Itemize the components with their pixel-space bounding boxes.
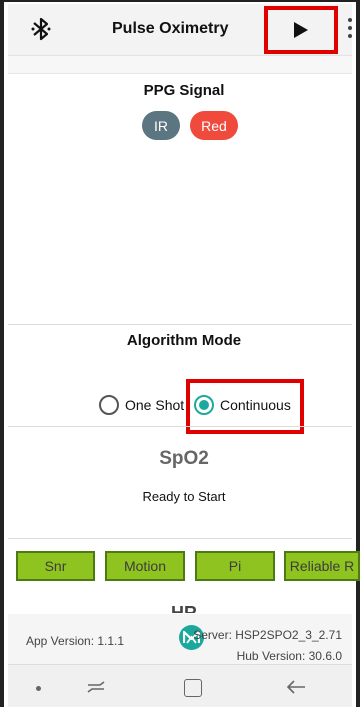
nav-dot-icon[interactable] <box>36 686 41 691</box>
back-arrow-icon[interactable] <box>286 679 306 695</box>
radio-continuous-label: Continuous <box>220 397 291 413</box>
hr-title: HR <box>171 603 197 613</box>
divider <box>8 426 352 427</box>
spo2-title: SpO2 <box>159 448 209 469</box>
red-chip[interactable]: Red <box>190 111 238 140</box>
divider <box>8 538 352 539</box>
footer: App Version: 1.1.1 Server: HSP2SPO2_3_2.… <box>8 614 352 664</box>
recent-apps-icon[interactable] <box>86 679 106 695</box>
more-vertical-icon[interactable] <box>348 18 354 40</box>
system-nav-bar <box>8 664 352 707</box>
spo2-status: Ready to Start <box>142 489 226 504</box>
radio-one-shot-label: One Shot <box>125 397 185 413</box>
reliable-r-button[interactable]: Reliable R <box>284 551 360 581</box>
play-icon <box>294 22 308 38</box>
snr-button[interactable]: Snr <box>16 551 95 581</box>
app-bar: Pulse Oximetry <box>8 4 352 56</box>
ppg-chart-area <box>8 148 352 324</box>
radio-continuous[interactable]: Continuous <box>194 394 291 416</box>
page-title: Pulse Oximetry <box>112 20 229 37</box>
pi-button[interactable]: Pi <box>195 551 275 581</box>
divider <box>8 324 352 325</box>
bluetooth-icon[interactable] <box>30 16 52 42</box>
app-window: Pulse Oximetry PPG Signal IR Red Algorit… <box>0 0 360 707</box>
server-version: Server: HSP2SPO2_3_2.71 <box>193 628 342 642</box>
play-button[interactable] <box>264 6 338 54</box>
top-strip <box>8 56 352 74</box>
hub-version: Hub Version: 30.6.0 <box>236 649 342 663</box>
algorithm-mode-title: Algorithm Mode <box>126 332 242 349</box>
motion-button[interactable]: Motion <box>105 551 185 581</box>
app-version: App Version: 1.1.1 <box>26 634 125 648</box>
radio-checked-icon <box>194 395 214 415</box>
ir-chip[interactable]: IR <box>142 111 180 140</box>
ppg-title: PPG Signal <box>143 82 225 99</box>
home-icon[interactable] <box>184 679 202 697</box>
radio-unchecked-icon <box>99 395 119 415</box>
radio-one-shot[interactable]: One Shot <box>99 394 184 416</box>
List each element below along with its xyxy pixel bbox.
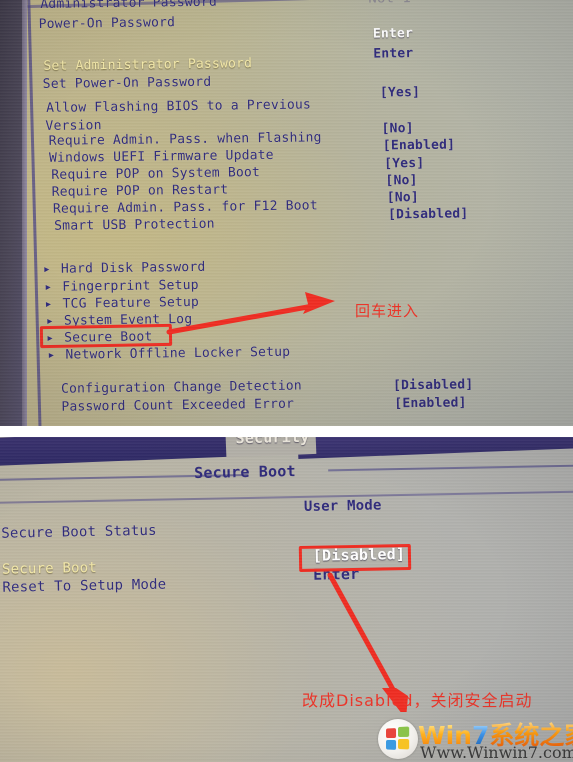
row-value-administrator-password: Not I [368,0,411,7]
bios-secure-boot-screenshot-bottom: Security Secure Boot User Mode Secure Bo… [0,437,573,762]
title-rule-right [328,464,573,472]
title-rule-bottom [0,490,573,504]
row-label-require-admin-pass-f12[interactable]: Require Admin. Pass. for F12 Boot [53,198,318,216]
row-label-set-administrator-password[interactable]: Set Administrator Password [43,56,252,74]
row-label-power-on-password[interactable]: Power-On Password [39,15,176,32]
windows-logo-icon [378,719,418,759]
bios-window-frame-left [27,0,42,426]
highlight-box-secure-boot [39,323,173,349]
row-label-administrator-password[interactable]: Administrator Password [40,0,217,12]
row-label-reset-to-setup-mode[interactable]: Reset To Setup Mode [2,577,166,596]
submenu-label: Network Offline Locker Setup [65,344,291,363]
row-label-secure-boot-status: Secure Boot Status [1,522,157,542]
row-value-require-admin-pass-f12: [No] [386,190,420,206]
row-value-password-count-exceeded-error: [Enabled] [394,395,467,412]
row-label-smart-usb-protection[interactable]: Smart USB Protection [54,217,215,234]
row-label-require-pop-restart[interactable]: Require POP on Restart [51,183,228,200]
watermark-url: Www.Winwin7.com [420,743,573,762]
tab-security-label: Security [235,437,310,448]
row-value-allow-flashing-bios: [Yes] [379,84,421,101]
annotation-text-enter: 回车进入 [355,302,420,320]
row-label-configuration-change-detection[interactable]: Configuration Change Detection [61,379,302,397]
row-value-smart-usb-protection: [Disabled] [387,206,469,223]
highlight-box-disabled-value [298,544,412,572]
row-label-secure-boot[interactable]: Secure Boot [2,560,97,578]
row-value-require-admin-pass-flashing: [No] [381,121,414,137]
submenu-arrow-icon: ▸ [47,347,56,363]
row-label-set-power-on-password[interactable]: Set Power-On Password [43,75,212,92]
submenu-label: Hard Disk Password [60,259,206,277]
row-value-windows-uefi-firmware-update: [Enabled] [382,137,456,154]
row-value-require-pop-restart: [No] [385,173,418,189]
row-value-configuration-change-detection: [Disabled] [392,377,474,394]
row-label-password-count-exceeded-error[interactable]: Password Count Exceeded Error [61,397,294,415]
submenu-arrow-icon: ▸ [42,261,52,277]
row-value-power-on-password: Enter [372,26,414,42]
bios-security-screenshot-top: Administrator Password Not I Power-On Pa… [0,0,573,426]
page-title-secure-boot: Secure Boot [194,462,296,483]
submenu-arrow-icon: ▸ [44,279,53,295]
site-watermark: Win7系统之家 Www.Winwin7.com [378,717,573,762]
submenu-arrow-icon: ▸ [44,296,53,312]
row-label-version: Version [45,118,102,134]
submenu-label: Fingerprint Setup [62,277,199,295]
row-label-require-pop-system-boot[interactable]: Require POP on System Boot [51,165,260,183]
annotation-text-set-disabled: 改成Disabled，关闭安全启动 [302,691,533,710]
row-label-windows-uefi-firmware-update[interactable]: Windows UEFI Firmware Update [49,148,274,166]
row-value-secure-boot-status: User Mode [303,497,382,515]
row-label-allow-flashing-bios[interactable]: Allow Flashing BIOS to a Previous [46,97,311,115]
row-value-require-pop-system-boot: [Yes] [384,155,425,172]
photo-separator [0,426,573,437]
bios-menu-tabbar-right [297,437,573,459]
submenu-label: TCG Feature Setup [62,294,200,312]
row-value-set-administrator-password: Enter [373,46,414,62]
row-label-require-admin-pass-flashing[interactable]: Require Admin. Pass. when Flashing [49,130,322,149]
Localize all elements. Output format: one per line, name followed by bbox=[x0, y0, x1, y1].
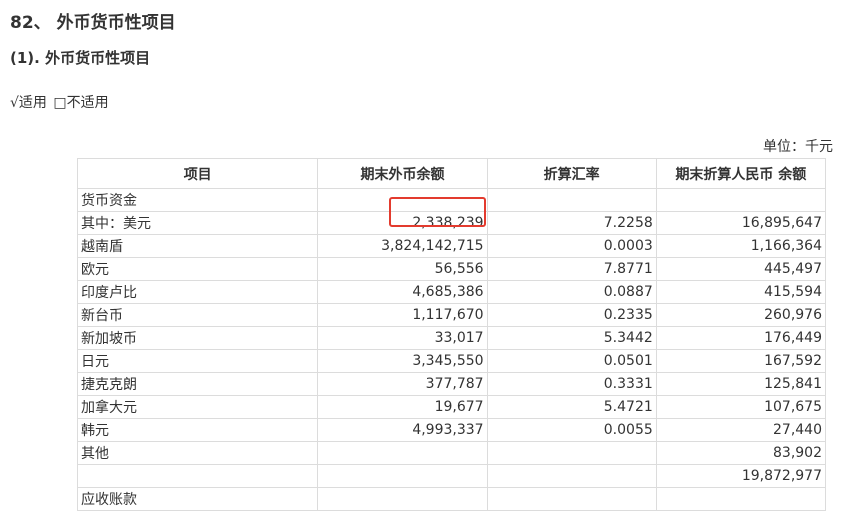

**Work to do:** Reproduce all of the material with every occurrence of "Pulse Oximetry" replaced by "Blood Oxygen Monitor", keeping everything else unchanged and leaving out the pictures.

**Reply to the exercise:**
Itemize the components with their pixel-space bounding boxes.
nav-dot-icon[interactable] <box>36 686 41 691</box>
back-arrow-icon[interactable] <box>286 679 306 695</box>
radio-continuous-label: Continuous <box>220 397 291 413</box>
hr-title: HR <box>171 603 197 613</box>
divider <box>8 426 352 427</box>
spo2-title: SpO2 <box>159 448 209 469</box>
red-chip[interactable]: Red <box>190 111 238 140</box>
divider <box>8 538 352 539</box>
footer: App Version: 1.1.1 Server: HSP2SPO2_3_2.… <box>8 614 352 664</box>
recent-apps-icon[interactable] <box>86 679 106 695</box>
more-vertical-icon[interactable] <box>348 18 354 40</box>
system-nav-bar <box>8 664 352 707</box>
spo2-status: Ready to Start <box>142 489 226 504</box>
radio-one-shot-label: One Shot <box>125 397 185 413</box>
reliable-r-button[interactable]: Reliable R <box>284 551 360 581</box>
play-icon <box>294 22 308 38</box>
snr-button[interactable]: Snr <box>16 551 95 581</box>
app-bar: Blood Oxygen Monitor <box>8 4 352 56</box>
ppg-chart-area <box>8 148 352 324</box>
radio-continuous[interactable]: Continuous <box>194 394 291 416</box>
page-title: Blood Oxygen Monitor <box>112 20 229 37</box>
pi-button[interactable]: Pi <box>195 551 275 581</box>
divider <box>8 324 352 325</box>
bluetooth-icon[interactable] <box>30 16 52 42</box>
app-window: Blood Oxygen Monitor PPG Signal IR Red Algorit… <box>0 0 360 707</box>
server-version: Server: HSP2SPO2_3_2.71 <box>193 628 342 642</box>
play-button[interactable] <box>264 6 338 54</box>
top-strip <box>8 56 352 74</box>
hub-version: Hub Version: 30.6.0 <box>236 649 342 663</box>
algorithm-mode-title: Algorithm Mode <box>126 332 242 349</box>
motion-button[interactable]: Motion <box>105 551 185 581</box>
app-version: App Version: 1.1.1 <box>26 634 125 648</box>
radio-checked-icon <box>194 395 214 415</box>
ir-chip[interactable]: IR <box>142 111 180 140</box>
ppg-title: PPG Signal <box>143 82 225 99</box>
home-icon[interactable] <box>184 679 202 697</box>
radio-unchecked-icon <box>99 395 119 415</box>
radio-one-shot[interactable]: One Shot <box>99 394 184 416</box>
List each element below along with its xyxy pixel bbox.
row-value-administrator-password: Not I [368,0,411,7]
bios-secure-boot-screenshot-bottom: Security Secure Boot User Mode Secure Bo… [0,437,573,762]
title-rule-right [328,464,573,472]
title-rule-bottom [0,490,573,504]
row-label-require-admin-pass-f12[interactable]: Require Admin. Pass. for F12 Boot [53,198,318,216]
row-label-set-administrator-password[interactable]: Set Administrator Password [43,56,252,74]
row-label-power-on-password[interactable]: Power-On Password [39,15,176,32]
windows-logo-icon [378,719,418,759]
bios-window-frame-left [27,0,42,426]
highlight-box-secure-boot [39,323,173,349]
row-label-administrator-password[interactable]: Administrator Password [40,0,217,12]
row-label-reset-to-setup-mode[interactable]: Reset To Setup Mode [2,577,166,596]
submenu-label: Network Offline Locker Setup [65,344,291,363]
row-label-secure-boot-status: Secure Boot Status [1,522,157,542]
row-value-require-admin-pass-f12: [No] [386,190,420,206]
row-value-password-count-exceeded-error: [Enabled] [394,395,467,412]
row-label-smart-usb-protection[interactable]: Smart USB Protection [54,217,215,234]
row-label-require-pop-restart[interactable]: Require POP on Restart [51,183,228,200]
watermark-url: Www.Winwin7.com [420,743,573,762]
tab-security-label: Security [235,437,310,448]
row-value-allow-flashing-bios: [Yes] [379,84,421,101]
annotation-text-enter: 回车进入 [355,302,420,320]
row-label-configuration-change-detection[interactable]: Configuration Change Detection [61,379,302,397]
row-value-smart-usb-protection: [Disabled] [387,206,469,223]
highlight-box-disabled-value [298,544,412,572]
row-label-secure-boot[interactable]: Secure Boot [2,560,97,578]
row-value-require-admin-pass-flashing: [No] [381,121,414,137]
submenu-arrow-icon: ▸ [47,347,56,363]
row-label-set-power-on-password[interactable]: Set Power-On Password [43,75,212,92]
submenu-label: Hard Disk Password [60,259,206,277]
row-value-windows-uefi-firmware-update: [Enabled] [382,137,456,154]
row-value-require-pop-restart: [No] [385,173,418,189]
row-value-configuration-change-detection: [Disabled] [392,377,474,394]
row-label-password-count-exceeded-error[interactable]: Password Count Exceeded Error [61,397,294,415]
submenu-arrow-icon: ▸ [42,261,52,277]
row-value-power-on-password: Enter [372,26,414,42]
bios-security-screenshot-top: Administrator Password Not I Power-On Pa… [0,0,573,426]
page-title-secure-boot: Secure Boot [194,462,296,483]
submenu-arrow-icon: ▸ [44,279,53,295]
site-watermark: Win7系统之家 Www.Winwin7.com [378,717,573,762]
submenu-arrow-icon: ▸ [44,296,53,312]
row-label-version: Version [45,118,102,134]
submenu-label: Fingerprint Setup [62,277,199,295]
row-label-require-pop-system-boot[interactable]: Require POP on System Boot [51,165,260,183]
annotation-text-set-disabled: 改成Disabled，关闭安全启动 [302,691,533,710]
row-label-windows-uefi-firmware-update[interactable]: Windows UEFI Firmware Update [49,148,274,166]
row-value-secure-boot-status: User Mode [303,497,382,515]
row-label-allow-flashing-bios[interactable]: Allow Flashing BIOS to a Previous [46,97,311,115]
row-value-require-pop-system-boot: [Yes] [384,155,425,172]
photo-separator [0,426,573,437]
bios-menu-tabbar-right [297,437,573,459]
submenu-label: TCG Feature Setup [62,294,200,312]
row-value-set-administrator-password: Enter [373,46,414,62]
row-label-require-admin-pass-flashing[interactable]: Require Admin. Pass. when Flashing [49,130,322,149]
Localize all elements. Output format: one per line, name followed by bbox=[x0, y0, x1, y1].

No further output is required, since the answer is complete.